[Collected data entries]

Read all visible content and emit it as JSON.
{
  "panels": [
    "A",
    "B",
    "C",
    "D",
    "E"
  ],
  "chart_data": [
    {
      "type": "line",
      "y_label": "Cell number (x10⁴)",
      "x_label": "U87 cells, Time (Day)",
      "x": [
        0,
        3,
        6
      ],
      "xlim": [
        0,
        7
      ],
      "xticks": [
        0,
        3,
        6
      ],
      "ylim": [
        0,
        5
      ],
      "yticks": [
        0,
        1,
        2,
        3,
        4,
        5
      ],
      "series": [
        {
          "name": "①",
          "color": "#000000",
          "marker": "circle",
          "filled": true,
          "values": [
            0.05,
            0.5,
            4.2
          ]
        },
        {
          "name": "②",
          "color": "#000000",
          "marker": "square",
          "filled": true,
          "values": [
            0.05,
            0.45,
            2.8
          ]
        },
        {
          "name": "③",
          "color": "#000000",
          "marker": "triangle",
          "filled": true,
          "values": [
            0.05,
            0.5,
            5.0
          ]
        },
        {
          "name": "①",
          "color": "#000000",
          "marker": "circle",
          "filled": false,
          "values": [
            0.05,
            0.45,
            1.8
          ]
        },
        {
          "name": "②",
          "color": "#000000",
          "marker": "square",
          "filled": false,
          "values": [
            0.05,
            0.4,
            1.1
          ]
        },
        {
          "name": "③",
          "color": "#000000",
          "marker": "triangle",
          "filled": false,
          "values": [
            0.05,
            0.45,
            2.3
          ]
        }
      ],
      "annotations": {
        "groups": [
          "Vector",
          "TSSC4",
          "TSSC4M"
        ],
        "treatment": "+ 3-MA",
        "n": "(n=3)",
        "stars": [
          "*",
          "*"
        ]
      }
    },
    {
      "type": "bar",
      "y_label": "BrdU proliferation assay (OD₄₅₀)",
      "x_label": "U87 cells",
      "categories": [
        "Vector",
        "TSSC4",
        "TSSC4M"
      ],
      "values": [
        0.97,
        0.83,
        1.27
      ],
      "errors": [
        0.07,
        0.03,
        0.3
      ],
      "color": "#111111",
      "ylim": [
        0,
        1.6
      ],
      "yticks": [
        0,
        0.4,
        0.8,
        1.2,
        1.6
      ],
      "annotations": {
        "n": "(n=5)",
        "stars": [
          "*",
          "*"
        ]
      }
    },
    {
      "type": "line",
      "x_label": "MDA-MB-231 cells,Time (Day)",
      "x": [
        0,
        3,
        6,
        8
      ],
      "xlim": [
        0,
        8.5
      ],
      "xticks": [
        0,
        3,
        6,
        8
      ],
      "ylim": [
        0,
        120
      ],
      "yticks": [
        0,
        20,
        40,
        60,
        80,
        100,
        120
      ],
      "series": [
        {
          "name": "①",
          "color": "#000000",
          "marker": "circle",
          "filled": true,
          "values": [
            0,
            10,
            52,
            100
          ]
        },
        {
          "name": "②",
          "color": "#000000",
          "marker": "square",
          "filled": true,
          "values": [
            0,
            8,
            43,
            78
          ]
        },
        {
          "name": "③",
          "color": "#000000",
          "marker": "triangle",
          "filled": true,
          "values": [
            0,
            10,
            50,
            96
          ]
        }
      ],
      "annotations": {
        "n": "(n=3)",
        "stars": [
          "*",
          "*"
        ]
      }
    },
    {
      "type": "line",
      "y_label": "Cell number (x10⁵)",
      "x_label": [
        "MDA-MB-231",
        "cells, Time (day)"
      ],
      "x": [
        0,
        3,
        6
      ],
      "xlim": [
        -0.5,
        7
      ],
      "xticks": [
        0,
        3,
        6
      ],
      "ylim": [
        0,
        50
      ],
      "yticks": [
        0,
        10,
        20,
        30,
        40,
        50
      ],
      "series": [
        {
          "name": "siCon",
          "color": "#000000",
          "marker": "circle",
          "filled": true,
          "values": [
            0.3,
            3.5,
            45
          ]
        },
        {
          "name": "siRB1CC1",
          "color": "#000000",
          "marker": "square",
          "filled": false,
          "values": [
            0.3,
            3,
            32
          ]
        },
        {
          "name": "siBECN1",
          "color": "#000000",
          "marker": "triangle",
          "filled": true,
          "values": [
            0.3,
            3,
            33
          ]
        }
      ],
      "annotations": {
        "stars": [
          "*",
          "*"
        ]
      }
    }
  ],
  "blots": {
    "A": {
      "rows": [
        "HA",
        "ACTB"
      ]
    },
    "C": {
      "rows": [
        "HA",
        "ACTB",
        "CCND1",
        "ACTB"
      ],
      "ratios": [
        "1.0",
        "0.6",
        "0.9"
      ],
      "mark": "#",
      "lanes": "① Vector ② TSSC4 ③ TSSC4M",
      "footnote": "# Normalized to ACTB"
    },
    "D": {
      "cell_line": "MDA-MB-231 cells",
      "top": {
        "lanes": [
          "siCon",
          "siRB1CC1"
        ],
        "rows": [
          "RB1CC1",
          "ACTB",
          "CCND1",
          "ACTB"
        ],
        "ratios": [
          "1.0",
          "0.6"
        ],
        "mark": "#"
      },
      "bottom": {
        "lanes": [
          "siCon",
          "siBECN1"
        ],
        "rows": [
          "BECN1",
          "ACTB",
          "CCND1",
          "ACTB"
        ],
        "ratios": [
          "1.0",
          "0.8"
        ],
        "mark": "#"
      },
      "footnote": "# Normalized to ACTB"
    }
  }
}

**What is being asked**
However many lines the data holds, return each one exactly.

**Written answer**
Read all visible content and emit it as JSON.
{
  "panels": [
    "A",
    "B",
    "C",
    "D",
    "E"
  ],
  "chart_data": [
    {
      "type": "line",
      "y_label": "Cell number (x10⁴)",
      "x_label": "U87 cells, Time (Day)",
      "x": [
        0,
        3,
        6
      ],
      "xlim": [
        0,
        7
      ],
      "xticks": [
        0,
        3,
        6
      ],
      "ylim": [
        0,
        5
      ],
      "yticks": [
        0,
        1,
        2,
        3,
        4,
        5
      ],
      "series": [
        {
          "name": "①",
          "color": "#000000",
          "marker": "circle",
          "filled": true,
          "values": [
            0.05,
            0.5,
            4.2
          ]
        },
        {
          "name": "②",
          "color": "#000000",
          "marker": "square",
          "filled": true,
          "values": [
            0.05,
            0.45,
            2.8
          ]
        },
        {
          "name": "③",
          "color": "#000000",
          "marker": "triangle",
          "filled": true,
          "values": [
            0.05,
            0.5,
            5.0
          ]
        },
        {
          "name": "①",
          "color": "#000000",
          "marker": "circle",
          "filled": false,
          "values": [
            0.05,
            0.45,
            1.8
          ]
        },
        {
          "name": "②",
          "color": "#000000",
          "marker": "square",
          "filled": false,
          "values": [
            0.05,
            0.4,
            1.1
          ]
        },
        {
          "name": "③",
          "color": "#000000",
          "marker": "triangle",
          "filled": false,
          "values": [
            0.05,
            0.45,
            2.3
          ]
        }
      ],
      "annotations": {
        "groups": [
          "Vector",
          "TSSC4",
          "TSSC4M"
        ],
        "treatment": "+ 3-MA",
        "n": "(n=3)",
        "stars": [
          "*",
          "*"
        ]
      }
    },
    {
      "type": "bar",
      "y_label": "BrdU proliferation assay (OD₄₅₀)",
      "x_label": "U87 cells",
      "categories": [
        "Vector",
        "TSSC4",
        "TSSC4M"
      ],
      "values": [
        0.97,
        0.83,
        1.27
      ],
      "errors": [
        0.07,
        0.03,
        0.3
      ],
      "color": "#111111",
      "ylim": [
        0,
        1.6
      ],
      "yticks": [
        0,
        0.4,
        0.8,
        1.2,
        1.6
      ],
      "annotations": {
        "n": "(n=5)",
        "stars": [
          "*",
          "*"
        ]
      }
    },
    {
      "type": "line",
      "x_label": "MDA-MB-231 cells,Time (Day)",
      "x": [
        0,
        3,
        6,
        8
      ],
      "xlim": [
        0,
        8.5
      ],
      "xticks": [
        0,
        3,
        6,
        8
      ],
      "ylim": [
        0,
        120
      ],
      "yticks": [
        0,
        20,
        40,
        60,
        80,
        100,
        120
      ],
      "series": [
        {
          "name": "①",
          "color": "#000000",
          "marker": "circle",
          "filled": true,
          "values": [
            0,
            10,
            52,
            100
          ]
        },
        {
          "name": "②",
          "color": "#000000",
          "marker": "square",
          "filled": true,
          "values": [
            0,
            8,
            43,
            78
          ]
        },
        {
          "name": "③",
          "color": "#000000",
          "marker": "triangle",
          "filled": true,
          "values": [
            0,
            10,
            50,
            96
          ]
        }
      ],
      "annotations": {
        "n": "(n=3)",
        "stars": [
          "*",
          "*"
        ]
      }
    },
    {
      "type": "line",
      "y_label": "Cell number (x10⁵)",
      "x_label": [
        "MDA-MB-231",
        "cells, Time (day)"
      ],
      "x": [
        0,
        3,
        6
      ],
      "xlim": [
        -0.5,
        7
      ],
      "xticks": [
        0,
        3,
        6
      ],
      "ylim": [
        0,
        50
      ],
      "yticks": [
        0,
        10,
        20,
        30,
        40,
        50
      ],
      "series": [
        {
          "name": "siCon",
          "color": "#000000",
          "marker": "circle",
          "filled": true,
          "values": [
            0.3,
            3.5,
            45
          ]
        },
        {
          "name": "siRB1CC1",
          "color": "#000000",
          "marker": "square",
          "filled": false,
          "values": [
            0.3,
            3,
            32
          ]
        },
        {
          "name": "siBECN1",
          "color": "#000000",
          "marker": "triangle",
          "filled": true,
          "values": [
            0.3,
            3,
            33
          ]
        }
      ],
      "annotations": {
        "stars": [
          "*",
          "*"
        ]
      }
    }
  ],
  "blots": {
    "A": {
      "rows": [
        "HA",
        "ACTB"
      ]
    },
    "C": {
      "rows": [
        "HA",
        "ACTB",
        "CCND1",
        "ACTB"
      ],
      "ratios": [
        "1.0",
        "0.6",
        "0.9"
      ],
      "mark": "#",
      "lanes": "① Vector ② TSSC4 ③ TSSC4M",
      "footnote": "# Normalized to ACTB"
    },
    "D": {
      "cell_line": "MDA-MB-231 cells",
      "top": {
        "lanes": [
          "siCon",
          "siRB1CC1"
        ],
        "rows": [
          "RB1CC1",
          "ACTB",
          "CCND1",
          "ACTB"
        ],
        "ratios": [
          "1.0",
          "0.6"
        ],
        "mark": "#"
      },
      "bottom": {
        "lanes": [
          "siCon",
          "siBECN1"
        ],
        "rows": [
          "BECN1",
          "ACTB",
          "CCND1",
          "ACTB"
        ],
        "ratios": [
          "1.0",
          "0.8"
        ],
        "mark": "#"
      },
      "footnote": "# Normalized to ACTB"
    }
  }
}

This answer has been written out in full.